Requirements
Repeat the lines that follow, leaving nothing out.

[BEGIN Available data]

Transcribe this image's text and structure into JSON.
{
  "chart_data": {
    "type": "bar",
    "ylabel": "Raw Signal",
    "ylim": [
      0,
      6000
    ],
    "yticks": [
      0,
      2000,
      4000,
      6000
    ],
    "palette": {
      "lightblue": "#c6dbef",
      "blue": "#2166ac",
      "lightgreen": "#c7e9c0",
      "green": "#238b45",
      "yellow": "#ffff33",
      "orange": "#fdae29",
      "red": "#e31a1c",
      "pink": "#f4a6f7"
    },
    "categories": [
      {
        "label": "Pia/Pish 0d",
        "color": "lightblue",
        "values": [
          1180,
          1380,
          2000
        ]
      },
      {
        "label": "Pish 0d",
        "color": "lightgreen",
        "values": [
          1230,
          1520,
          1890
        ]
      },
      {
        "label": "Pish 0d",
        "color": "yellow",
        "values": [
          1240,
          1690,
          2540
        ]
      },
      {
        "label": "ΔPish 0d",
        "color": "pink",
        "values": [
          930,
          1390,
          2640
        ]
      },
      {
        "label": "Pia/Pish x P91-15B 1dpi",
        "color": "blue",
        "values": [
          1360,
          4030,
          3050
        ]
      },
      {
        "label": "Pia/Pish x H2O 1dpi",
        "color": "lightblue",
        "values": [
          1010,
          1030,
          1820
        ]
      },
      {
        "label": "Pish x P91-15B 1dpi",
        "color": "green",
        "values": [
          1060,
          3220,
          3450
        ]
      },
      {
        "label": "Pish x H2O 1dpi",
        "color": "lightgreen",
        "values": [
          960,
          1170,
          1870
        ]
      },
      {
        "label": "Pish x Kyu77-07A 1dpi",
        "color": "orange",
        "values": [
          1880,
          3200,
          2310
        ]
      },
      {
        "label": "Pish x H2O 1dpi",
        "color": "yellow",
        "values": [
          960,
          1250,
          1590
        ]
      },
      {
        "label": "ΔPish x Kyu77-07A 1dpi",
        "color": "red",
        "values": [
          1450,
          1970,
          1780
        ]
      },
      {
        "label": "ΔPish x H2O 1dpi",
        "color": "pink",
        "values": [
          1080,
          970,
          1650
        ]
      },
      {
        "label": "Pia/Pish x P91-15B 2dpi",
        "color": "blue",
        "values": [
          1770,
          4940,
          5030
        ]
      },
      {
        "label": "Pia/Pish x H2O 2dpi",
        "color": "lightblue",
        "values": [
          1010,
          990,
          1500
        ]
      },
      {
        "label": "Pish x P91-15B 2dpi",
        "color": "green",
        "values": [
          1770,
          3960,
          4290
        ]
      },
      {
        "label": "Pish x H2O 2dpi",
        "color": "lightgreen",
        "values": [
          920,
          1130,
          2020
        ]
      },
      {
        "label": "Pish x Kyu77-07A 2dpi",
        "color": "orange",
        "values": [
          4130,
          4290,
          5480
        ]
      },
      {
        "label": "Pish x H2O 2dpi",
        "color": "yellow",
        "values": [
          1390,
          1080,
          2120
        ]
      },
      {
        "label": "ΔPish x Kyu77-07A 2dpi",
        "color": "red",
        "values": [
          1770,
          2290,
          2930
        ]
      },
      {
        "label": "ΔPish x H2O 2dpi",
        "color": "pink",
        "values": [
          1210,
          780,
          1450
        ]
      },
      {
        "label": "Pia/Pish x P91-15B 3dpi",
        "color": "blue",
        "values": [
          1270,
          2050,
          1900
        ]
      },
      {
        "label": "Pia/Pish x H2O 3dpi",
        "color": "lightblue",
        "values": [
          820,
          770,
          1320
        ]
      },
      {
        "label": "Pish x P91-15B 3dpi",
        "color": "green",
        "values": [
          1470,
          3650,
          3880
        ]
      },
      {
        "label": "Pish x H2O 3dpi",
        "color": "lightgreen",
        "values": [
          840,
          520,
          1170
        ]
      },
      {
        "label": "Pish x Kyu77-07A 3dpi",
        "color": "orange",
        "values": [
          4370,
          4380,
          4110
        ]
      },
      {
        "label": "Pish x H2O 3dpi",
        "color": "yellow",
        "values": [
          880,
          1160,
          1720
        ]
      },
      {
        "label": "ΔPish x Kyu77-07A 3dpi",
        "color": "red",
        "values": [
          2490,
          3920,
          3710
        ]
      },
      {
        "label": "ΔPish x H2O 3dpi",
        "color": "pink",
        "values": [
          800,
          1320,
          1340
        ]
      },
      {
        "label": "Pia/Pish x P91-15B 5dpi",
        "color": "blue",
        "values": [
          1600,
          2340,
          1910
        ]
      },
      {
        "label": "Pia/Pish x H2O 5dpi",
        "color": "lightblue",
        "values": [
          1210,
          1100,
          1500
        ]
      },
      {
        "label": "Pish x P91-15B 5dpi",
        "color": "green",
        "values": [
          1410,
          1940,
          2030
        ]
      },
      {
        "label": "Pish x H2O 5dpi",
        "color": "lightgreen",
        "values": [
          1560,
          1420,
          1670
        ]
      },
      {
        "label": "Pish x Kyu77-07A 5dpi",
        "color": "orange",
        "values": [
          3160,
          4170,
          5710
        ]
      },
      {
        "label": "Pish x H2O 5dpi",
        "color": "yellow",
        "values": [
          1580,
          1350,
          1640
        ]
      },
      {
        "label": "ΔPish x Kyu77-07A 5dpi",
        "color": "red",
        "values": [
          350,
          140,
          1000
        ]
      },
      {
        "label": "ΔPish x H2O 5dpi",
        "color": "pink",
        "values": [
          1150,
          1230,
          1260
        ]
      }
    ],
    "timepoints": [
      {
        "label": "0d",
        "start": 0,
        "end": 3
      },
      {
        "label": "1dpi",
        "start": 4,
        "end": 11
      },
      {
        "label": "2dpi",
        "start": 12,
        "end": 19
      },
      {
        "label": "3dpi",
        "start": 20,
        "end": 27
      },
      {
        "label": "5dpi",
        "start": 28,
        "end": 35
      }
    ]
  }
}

[END Available data]

Solution for this problem
Transcribe this image's text and structure into JSON.
{
  "chart_data": {
    "type": "bar",
    "ylabel": "Raw Signal",
    "ylim": [
      0,
      6000
    ],
    "yticks": [
      0,
      2000,
      4000,
      6000
    ],
    "palette": {
      "lightblue": "#c6dbef",
      "blue": "#2166ac",
      "lightgreen": "#c7e9c0",
      "green": "#238b45",
      "yellow": "#ffff33",
      "orange": "#fdae29",
      "red": "#e31a1c",
      "pink": "#f4a6f7"
    },
    "categories": [
      {
        "label": "Pia/Pish 0d",
        "color": "lightblue",
        "values": [
          1180,
          1380,
          2000
        ]
      },
      {
        "label": "Pish 0d",
        "color": "lightgreen",
        "values": [
          1230,
          1520,
          1890
        ]
      },
      {
        "label": "Pish 0d",
        "color": "yellow",
        "values": [
          1240,
          1690,
          2540
        ]
      },
      {
        "label": "ΔPish 0d",
        "color": "pink",
        "values": [
          930,
          1390,
          2640
        ]
      },
      {
        "label": "Pia/Pish x P91-15B 1dpi",
        "color": "blue",
        "values": [
          1360,
          4030,
          3050
        ]
      },
      {
        "label": "Pia/Pish x H2O 1dpi",
        "color": "lightblue",
        "values": [
          1010,
          1030,
          1820
        ]
      },
      {
        "label": "Pish x P91-15B 1dpi",
        "color": "green",
        "values": [
          1060,
          3220,
          3450
        ]
      },
      {
        "label": "Pish x H2O 1dpi",
        "color": "lightgreen",
        "values": [
          960,
          1170,
          1870
        ]
      },
      {
        "label": "Pish x Kyu77-07A 1dpi",
        "color": "orange",
        "values": [
          1880,
          3200,
          2310
        ]
      },
      {
        "label": "Pish x H2O 1dpi",
        "color": "yellow",
        "values": [
          960,
          1250,
          1590
        ]
      },
      {
        "label": "ΔPish x Kyu77-07A 1dpi",
        "color": "red",
        "values": [
          1450,
          1970,
          1780
        ]
      },
      {
        "label": "ΔPish x H2O 1dpi",
        "color": "pink",
        "values": [
          1080,
          970,
          1650
        ]
      },
      {
        "label": "Pia/Pish x P91-15B 2dpi",
        "color": "blue",
        "values": [
          1770,
          4940,
          5030
        ]
      },
      {
        "label": "Pia/Pish x H2O 2dpi",
        "color": "lightblue",
        "values": [
          1010,
          990,
          1500
        ]
      },
      {
        "label": "Pish x P91-15B 2dpi",
        "color": "green",
        "values": [
          1770,
          3960,
          4290
        ]
      },
      {
        "label": "Pish x H2O 2dpi",
        "color": "lightgreen",
        "values": [
          920,
          1130,
          2020
        ]
      },
      {
        "label": "Pish x Kyu77-07A 2dpi",
        "color": "orange",
        "values": [
          4130,
          4290,
          5480
        ]
      },
      {
        "label": "Pish x H2O 2dpi",
        "color": "yellow",
        "values": [
          1390,
          1080,
          2120
        ]
      },
      {
        "label": "ΔPish x Kyu77-07A 2dpi",
        "color": "red",
        "values": [
          1770,
          2290,
          2930
        ]
      },
      {
        "label": "ΔPish x H2O 2dpi",
        "color": "pink",
        "values": [
          1210,
          780,
          1450
        ]
      },
      {
        "label": "Pia/Pish x P91-15B 3dpi",
        "color": "blue",
        "values": [
          1270,
          2050,
          1900
        ]
      },
      {
        "label": "Pia/Pish x H2O 3dpi",
        "color": "lightblue",
        "values": [
          820,
          770,
          1320
        ]
      },
      {
        "label": "Pish x P91-15B 3dpi",
        "color": "green",
        "values": [
          1470,
          3650,
          3880
        ]
      },
      {
        "label": "Pish x H2O 3dpi",
        "color": "lightgreen",
        "values": [
          840,
          520,
          1170
        ]
      },
      {
        "label": "Pish x Kyu77-07A 3dpi",
        "color": "orange",
        "values": [
          4370,
          4380,
          4110
        ]
      },
      {
        "label": "Pish x H2O 3dpi",
        "color": "yellow",
        "values": [
          880,
          1160,
          1720
        ]
      },
      {
        "label": "ΔPish x Kyu77-07A 3dpi",
        "color": "red",
        "values": [
          2490,
          3920,
          3710
        ]
      },
      {
        "label": "ΔPish x H2O 3dpi",
        "color": "pink",
        "values": [
          800,
          1320,
          1340
        ]
      },
      {
        "label": "Pia/Pish x P91-15B 5dpi",
        "color": "blue",
        "values": [
          1600,
          2340,
          1910
        ]
      },
      {
        "label": "Pia/Pish x H2O 5dpi",
        "color": "lightblue",
        "values": [
          1210,
          1100,
          1500
        ]
      },
      {
        "label": "Pish x P91-15B 5dpi",
        "color": "green",
        "values": [
          1410,
          1940,
          2030
        ]
      },
      {
        "label": "Pish x H2O 5dpi",
        "color": "lightgreen",
        "values": [
          1560,
          1420,
          1670
        ]
      },
      {
        "label": "Pish x Kyu77-07A 5dpi",
        "color": "orange",
        "values": [
          3160,
          4170,
          5710
        ]
      },
      {
        "label": "Pish x H2O 5dpi",
        "color": "yellow",
        "values": [
          1580,
          1350,
          1640
        ]
      },
      {
        "label": "ΔPish x Kyu77-07A 5dpi",
        "color": "red",
        "values": [
          350,
          140,
          1000
        ]
      },
      {
        "label": "ΔPish x H2O 5dpi",
        "color": "pink",
        "values": [
          1150,
          1230,
          1260
        ]
      }
    ],
    "timepoints": [
      {
        "label": "0d",
        "start": 0,
        "end": 3
      },
      {
        "label": "1dpi",
        "start": 4,
        "end": 11
      },
      {
        "label": "2dpi",
        "start": 12,
        "end": 19
      },
      {
        "label": "3dpi",
        "start": 20,
        "end": 27
      },
      {
        "label": "5dpi",
        "start": 28,
        "end": 35
      }
    ]
  }
}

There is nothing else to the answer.